__EXERCISE GOAL__. Pick out the lines below that contain the string "北方的冬天" and copy them all.

__DATA ENTRIES__.
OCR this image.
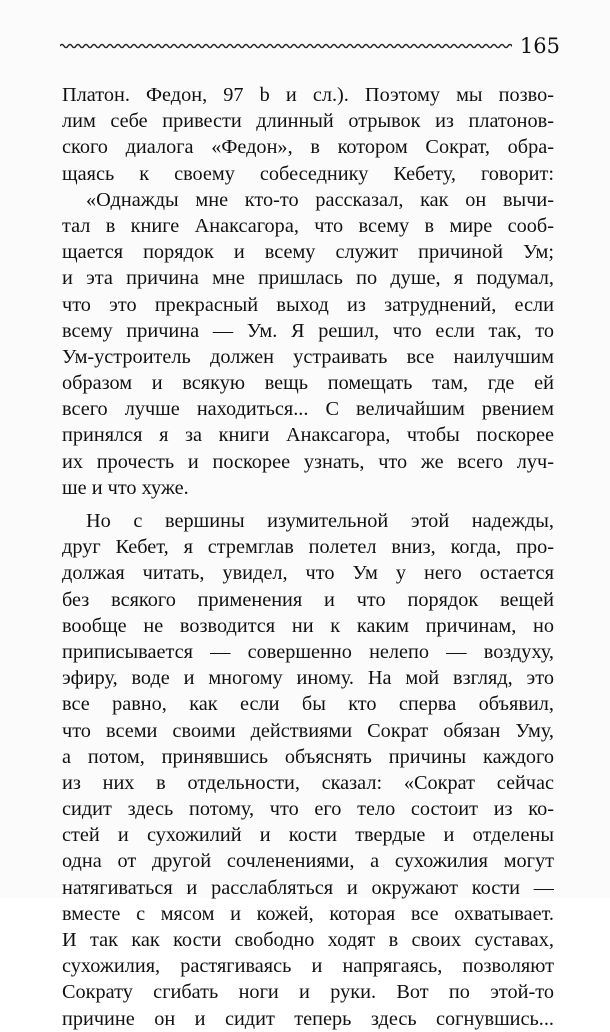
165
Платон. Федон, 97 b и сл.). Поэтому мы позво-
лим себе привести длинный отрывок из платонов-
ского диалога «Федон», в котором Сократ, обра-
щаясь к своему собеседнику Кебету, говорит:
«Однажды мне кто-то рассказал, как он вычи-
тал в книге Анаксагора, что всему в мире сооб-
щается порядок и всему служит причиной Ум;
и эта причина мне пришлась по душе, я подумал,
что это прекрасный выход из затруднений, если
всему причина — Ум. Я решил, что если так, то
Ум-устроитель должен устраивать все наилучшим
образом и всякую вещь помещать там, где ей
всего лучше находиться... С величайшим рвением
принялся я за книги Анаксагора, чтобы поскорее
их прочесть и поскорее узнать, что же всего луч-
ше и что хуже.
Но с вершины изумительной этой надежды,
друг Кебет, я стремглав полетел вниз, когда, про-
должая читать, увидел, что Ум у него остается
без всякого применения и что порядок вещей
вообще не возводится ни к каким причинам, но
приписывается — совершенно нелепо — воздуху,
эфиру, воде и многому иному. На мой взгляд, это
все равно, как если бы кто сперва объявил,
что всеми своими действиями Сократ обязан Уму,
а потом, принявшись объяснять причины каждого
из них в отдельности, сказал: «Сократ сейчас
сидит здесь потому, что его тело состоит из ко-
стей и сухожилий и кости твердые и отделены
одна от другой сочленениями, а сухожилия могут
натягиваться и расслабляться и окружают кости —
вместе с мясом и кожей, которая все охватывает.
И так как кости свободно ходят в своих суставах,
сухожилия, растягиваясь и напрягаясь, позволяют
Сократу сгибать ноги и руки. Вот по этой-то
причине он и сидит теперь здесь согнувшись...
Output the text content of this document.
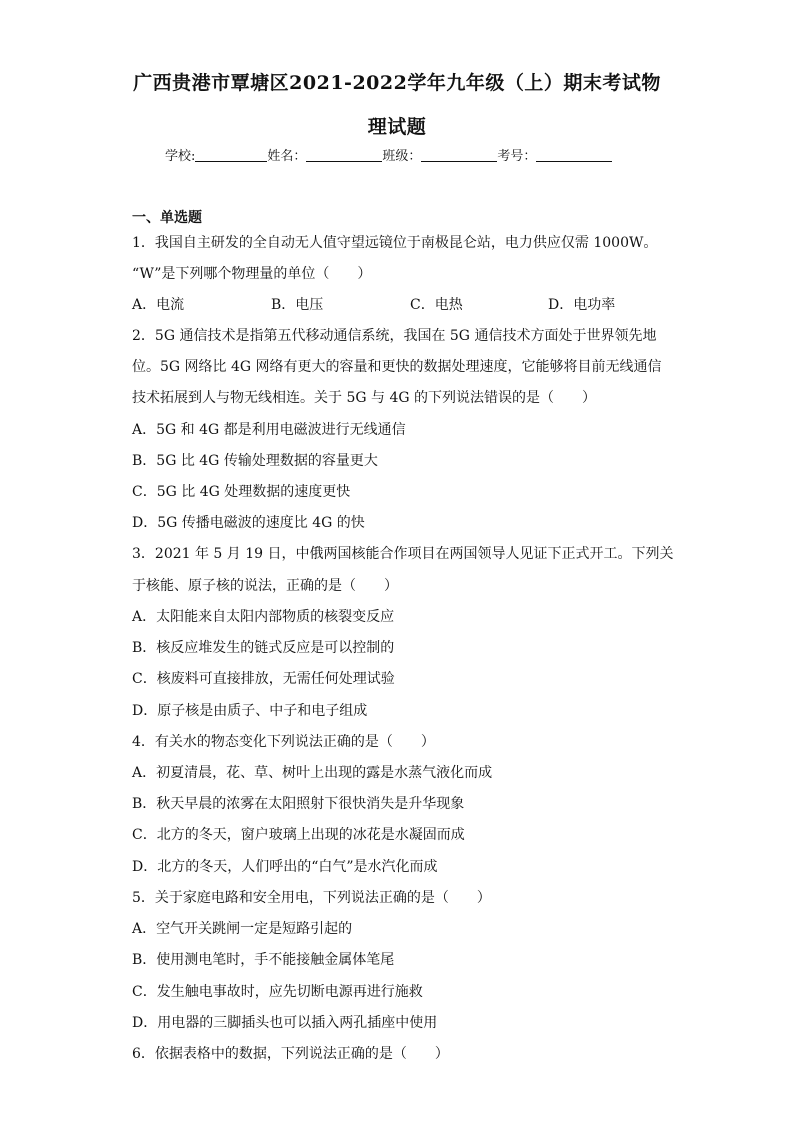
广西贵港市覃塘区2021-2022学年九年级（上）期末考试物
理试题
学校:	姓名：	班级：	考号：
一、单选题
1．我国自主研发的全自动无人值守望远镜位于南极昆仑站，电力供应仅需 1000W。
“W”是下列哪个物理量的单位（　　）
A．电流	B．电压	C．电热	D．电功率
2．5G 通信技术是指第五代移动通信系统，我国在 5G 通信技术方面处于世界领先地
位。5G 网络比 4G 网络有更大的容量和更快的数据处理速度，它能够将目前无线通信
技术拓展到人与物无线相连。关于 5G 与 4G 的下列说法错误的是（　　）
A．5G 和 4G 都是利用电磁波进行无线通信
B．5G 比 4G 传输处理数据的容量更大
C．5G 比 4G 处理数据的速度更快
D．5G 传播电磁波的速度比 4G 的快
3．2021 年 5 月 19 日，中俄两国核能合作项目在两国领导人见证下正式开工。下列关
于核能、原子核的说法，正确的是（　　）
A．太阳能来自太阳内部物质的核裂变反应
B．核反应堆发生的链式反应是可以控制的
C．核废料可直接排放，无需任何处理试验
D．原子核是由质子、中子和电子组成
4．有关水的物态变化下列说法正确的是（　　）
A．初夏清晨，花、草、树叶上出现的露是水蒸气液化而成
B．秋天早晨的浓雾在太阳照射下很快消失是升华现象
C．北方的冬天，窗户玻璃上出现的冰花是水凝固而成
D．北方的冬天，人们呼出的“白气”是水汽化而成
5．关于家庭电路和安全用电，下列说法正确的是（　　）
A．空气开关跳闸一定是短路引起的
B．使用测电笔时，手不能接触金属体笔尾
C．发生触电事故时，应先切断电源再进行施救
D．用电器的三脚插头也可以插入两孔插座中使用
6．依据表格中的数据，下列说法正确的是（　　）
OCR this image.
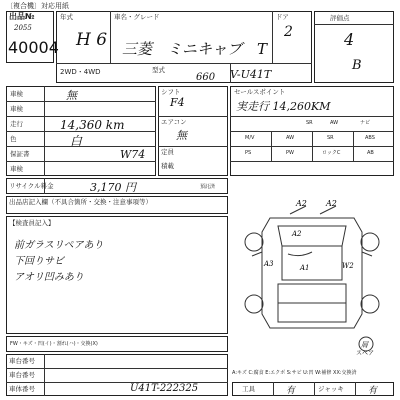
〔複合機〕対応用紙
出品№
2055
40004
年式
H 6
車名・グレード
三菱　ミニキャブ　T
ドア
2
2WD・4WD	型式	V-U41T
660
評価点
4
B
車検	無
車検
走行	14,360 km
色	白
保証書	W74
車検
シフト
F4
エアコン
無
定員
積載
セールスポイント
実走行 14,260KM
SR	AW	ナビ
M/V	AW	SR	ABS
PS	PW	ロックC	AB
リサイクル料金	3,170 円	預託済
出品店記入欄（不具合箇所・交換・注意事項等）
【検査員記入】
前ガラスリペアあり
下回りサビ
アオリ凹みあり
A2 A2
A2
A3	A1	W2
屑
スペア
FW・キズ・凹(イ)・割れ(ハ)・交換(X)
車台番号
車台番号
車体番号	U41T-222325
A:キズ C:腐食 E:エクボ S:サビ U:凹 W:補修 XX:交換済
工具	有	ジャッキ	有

==

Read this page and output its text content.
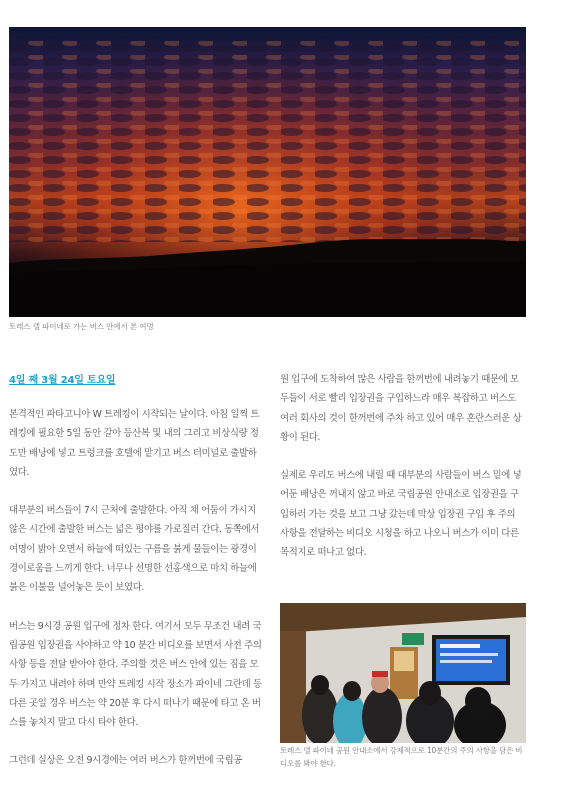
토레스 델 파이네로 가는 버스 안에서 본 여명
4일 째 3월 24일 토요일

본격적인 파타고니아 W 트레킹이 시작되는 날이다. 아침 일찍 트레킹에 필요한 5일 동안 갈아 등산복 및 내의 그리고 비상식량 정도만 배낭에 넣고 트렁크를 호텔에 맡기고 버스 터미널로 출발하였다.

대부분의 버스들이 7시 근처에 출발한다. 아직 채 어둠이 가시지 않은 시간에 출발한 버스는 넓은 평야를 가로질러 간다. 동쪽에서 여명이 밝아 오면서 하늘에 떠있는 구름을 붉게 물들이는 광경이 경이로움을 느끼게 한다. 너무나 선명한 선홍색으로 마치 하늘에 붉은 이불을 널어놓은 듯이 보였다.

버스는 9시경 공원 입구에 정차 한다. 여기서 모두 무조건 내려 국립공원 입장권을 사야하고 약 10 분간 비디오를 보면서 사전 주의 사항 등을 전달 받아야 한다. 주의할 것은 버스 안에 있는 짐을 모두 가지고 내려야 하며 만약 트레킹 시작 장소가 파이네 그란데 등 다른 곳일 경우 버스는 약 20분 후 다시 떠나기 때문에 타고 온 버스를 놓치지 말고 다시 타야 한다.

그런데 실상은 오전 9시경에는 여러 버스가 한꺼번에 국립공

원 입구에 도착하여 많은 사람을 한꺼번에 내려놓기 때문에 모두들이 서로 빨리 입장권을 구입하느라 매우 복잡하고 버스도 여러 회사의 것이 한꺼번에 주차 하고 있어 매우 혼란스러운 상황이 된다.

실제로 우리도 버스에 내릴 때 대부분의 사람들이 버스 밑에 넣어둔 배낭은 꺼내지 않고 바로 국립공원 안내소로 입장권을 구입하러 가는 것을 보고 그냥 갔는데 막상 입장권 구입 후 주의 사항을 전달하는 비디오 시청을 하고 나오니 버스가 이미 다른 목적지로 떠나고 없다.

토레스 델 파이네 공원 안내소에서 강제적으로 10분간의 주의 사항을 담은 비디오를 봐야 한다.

__TASK RESULT__.
C．北方的冬天，窗户玻璃上出现的冰花是水凝固而成
D．北方的冬天，人们呼出的“白气”是水汽化而成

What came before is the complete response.